> **Source data**:
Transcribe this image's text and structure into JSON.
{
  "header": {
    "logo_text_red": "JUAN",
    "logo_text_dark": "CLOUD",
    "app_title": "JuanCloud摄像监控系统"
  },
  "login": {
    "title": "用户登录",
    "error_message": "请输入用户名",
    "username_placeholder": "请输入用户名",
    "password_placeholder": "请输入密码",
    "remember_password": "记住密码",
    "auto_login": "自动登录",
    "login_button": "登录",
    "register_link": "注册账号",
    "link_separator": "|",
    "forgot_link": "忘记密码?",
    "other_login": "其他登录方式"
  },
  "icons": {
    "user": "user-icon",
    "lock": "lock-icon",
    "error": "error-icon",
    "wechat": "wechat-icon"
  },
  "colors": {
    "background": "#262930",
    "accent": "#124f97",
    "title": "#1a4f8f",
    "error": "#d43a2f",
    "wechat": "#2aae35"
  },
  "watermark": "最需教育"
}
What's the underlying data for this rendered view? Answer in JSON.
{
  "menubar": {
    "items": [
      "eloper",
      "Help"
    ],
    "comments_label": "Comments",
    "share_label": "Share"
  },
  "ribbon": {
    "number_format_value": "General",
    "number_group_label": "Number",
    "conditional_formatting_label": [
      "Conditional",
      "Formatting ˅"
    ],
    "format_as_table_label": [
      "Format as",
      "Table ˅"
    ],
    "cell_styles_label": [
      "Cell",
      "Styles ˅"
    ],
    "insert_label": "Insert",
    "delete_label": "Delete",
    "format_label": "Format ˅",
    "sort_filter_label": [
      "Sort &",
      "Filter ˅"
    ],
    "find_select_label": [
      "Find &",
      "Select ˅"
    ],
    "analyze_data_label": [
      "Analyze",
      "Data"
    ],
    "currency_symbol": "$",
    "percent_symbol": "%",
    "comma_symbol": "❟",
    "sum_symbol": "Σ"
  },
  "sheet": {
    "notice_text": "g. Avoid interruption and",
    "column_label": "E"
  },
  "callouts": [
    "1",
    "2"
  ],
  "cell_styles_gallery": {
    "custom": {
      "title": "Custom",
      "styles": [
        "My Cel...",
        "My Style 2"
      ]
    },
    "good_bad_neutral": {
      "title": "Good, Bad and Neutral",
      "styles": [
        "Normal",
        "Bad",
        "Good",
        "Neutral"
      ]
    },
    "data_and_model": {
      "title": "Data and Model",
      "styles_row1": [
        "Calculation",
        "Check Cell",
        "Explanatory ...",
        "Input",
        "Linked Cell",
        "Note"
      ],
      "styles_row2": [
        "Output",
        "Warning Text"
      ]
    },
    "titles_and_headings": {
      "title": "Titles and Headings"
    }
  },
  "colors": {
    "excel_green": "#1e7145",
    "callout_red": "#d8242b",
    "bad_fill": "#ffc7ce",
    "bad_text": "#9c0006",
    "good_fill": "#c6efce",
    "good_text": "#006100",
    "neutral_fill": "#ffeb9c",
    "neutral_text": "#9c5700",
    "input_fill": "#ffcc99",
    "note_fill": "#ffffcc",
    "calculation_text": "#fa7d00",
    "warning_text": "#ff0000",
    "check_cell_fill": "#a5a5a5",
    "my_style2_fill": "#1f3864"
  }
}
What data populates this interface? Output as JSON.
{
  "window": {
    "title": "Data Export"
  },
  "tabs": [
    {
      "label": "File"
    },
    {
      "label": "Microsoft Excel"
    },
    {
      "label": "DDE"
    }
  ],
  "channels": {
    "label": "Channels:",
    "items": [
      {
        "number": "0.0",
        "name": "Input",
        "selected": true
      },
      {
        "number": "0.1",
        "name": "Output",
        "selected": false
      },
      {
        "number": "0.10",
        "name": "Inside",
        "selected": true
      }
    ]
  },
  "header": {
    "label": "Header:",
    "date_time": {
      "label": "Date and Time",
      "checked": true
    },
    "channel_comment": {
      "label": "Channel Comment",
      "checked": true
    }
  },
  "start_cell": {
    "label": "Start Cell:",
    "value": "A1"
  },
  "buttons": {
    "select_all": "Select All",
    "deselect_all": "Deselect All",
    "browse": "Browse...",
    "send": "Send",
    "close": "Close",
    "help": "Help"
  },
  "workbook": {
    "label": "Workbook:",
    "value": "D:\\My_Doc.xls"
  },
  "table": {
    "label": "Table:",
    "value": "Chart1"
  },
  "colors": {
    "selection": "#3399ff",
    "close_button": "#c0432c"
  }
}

> **Exercise description**: Quote each line of the listing above exactly.

> **Correct output**:
Transcribe this image's text and structure into JSON.
{
  "header": {
    "logo_text_red": "JUAN",
    "logo_text_dark": "CLOUD",
    "app_title": "JuanCloud摄像监控系统"
  },
  "login": {
    "title": "用户登录",
    "error_message": "请输入用户名",
    "username_placeholder": "请输入用户名",
    "password_placeholder": "请输入密码",
    "remember_password": "记住密码",
    "auto_login": "自动登录",
    "login_button": "登录",
    "register_link": "注册账号",
    "link_separator": "|",
    "forgot_link": "忘记密码?",
    "other_login": "其他登录方式"
  },
  "icons": {
    "user": "user-icon",
    "lock": "lock-icon",
    "error": "error-icon",
    "wechat": "wechat-icon"
  },
  "colors": {
    "background": "#262930",
    "accent": "#124f97",
    "title": "#1a4f8f",
    "error": "#d43a2f",
    "wechat": "#2aae35"
  },
  "watermark": "最需教育"
}
What's the underlying data for this rendered view? Answer in JSON.
{
  "menubar": {
    "items": [
      "eloper",
      "Help"
    ],
    "comments_label": "Comments",
    "share_label": "Share"
  },
  "ribbon": {
    "number_format_value": "General",
    "number_group_label": "Number",
    "conditional_formatting_label": [
      "Conditional",
      "Formatting ˅"
    ],
    "format_as_table_label": [
      "Format as",
      "Table ˅"
    ],
    "cell_styles_label": [
      "Cell",
      "Styles ˅"
    ],
    "insert_label": "Insert",
    "delete_label": "Delete",
    "format_label": "Format ˅",
    "sort_filter_label": [
      "Sort &",
      "Filter ˅"
    ],
    "find_select_label": [
      "Find &",
      "Select ˅"
    ],
    "analyze_data_label": [
      "Analyze",
      "Data"
    ],
    "currency_symbol": "$",
    "percent_symbol": "%",
    "comma_symbol": "❟",
    "sum_symbol": "Σ"
  },
  "sheet": {
    "notice_text": "g. Avoid interruption and",
    "column_label": "E"
  },
  "callouts": [
    "1",
    "2"
  ],
  "cell_styles_gallery": {
    "custom": {
      "title": "Custom",
      "styles": [
        "My Cel...",
        "My Style 2"
      ]
    },
    "good_bad_neutral": {
      "title": "Good, Bad and Neutral",
      "styles": [
        "Normal",
        "Bad",
        "Good",
        "Neutral"
      ]
    },
    "data_and_model": {
      "title": "Data and Model",
      "styles_row1": [
        "Calculation",
        "Check Cell",
        "Explanatory ...",
        "Input",
        "Linked Cell",
        "Note"
      ],
      "styles_row2": [
        "Output",
        "Warning Text"
      ]
    },
    "titles_and_headings": {
      "title": "Titles and Headings"
    }
  },
  "colors": {
    "excel_green": "#1e7145",
    "callout_red": "#d8242b",
    "bad_fill": "#ffc7ce",
    "bad_text": "#9c0006",
    "good_fill": "#c6efce",
    "good_text": "#006100",
    "neutral_fill": "#ffeb9c",
    "neutral_text": "#9c5700",
    "input_fill": "#ffcc99",
    "note_fill": "#ffffcc",
    "calculation_text": "#fa7d00",
    "warning_text": "#ff0000",
    "check_cell_fill": "#a5a5a5",
    "my_style2_fill": "#1f3864"
  }
}
What data populates this interface? Output as JSON.
{
  "window": {
    "title": "Data Export"
  },
  "tabs": [
    {
      "label": "File"
    },
    {
      "label": "Microsoft Excel"
    },
    {
      "label": "DDE"
    }
  ],
  "channels": {
    "label": "Channels:",
    "items": [
      {
        "number": "0.0",
        "name": "Input",
        "selected": true
      },
      {
        "number": "0.1",
        "name": "Output",
        "selected": false
      },
      {
        "number": "0.10",
        "name": "Inside",
        "selected": true
      }
    ]
  },
  "header": {
    "label": "Header:",
    "date_time": {
      "label": "Date and Time",
      "checked": true
    },
    "channel_comment": {
      "label": "Channel Comment",
      "checked": true
    }
  },
  "start_cell": {
    "label": "Start Cell:",
    "value": "A1"
  },
  "buttons": {
    "select_all": "Select All",
    "deselect_all": "Deselect All",
    "browse": "Browse...",
    "send": "Send",
    "close": "Close",
    "help": "Help"
  },
  "workbook": {
    "label": "Workbook:",
    "value": "D:\\My_Doc.xls"
  },
  "table": {
    "label": "Table:",
    "value": "Chart1"
  },
  "colors": {
    "selection": "#3399ff",
    "close_button": "#c0432c"
  }
}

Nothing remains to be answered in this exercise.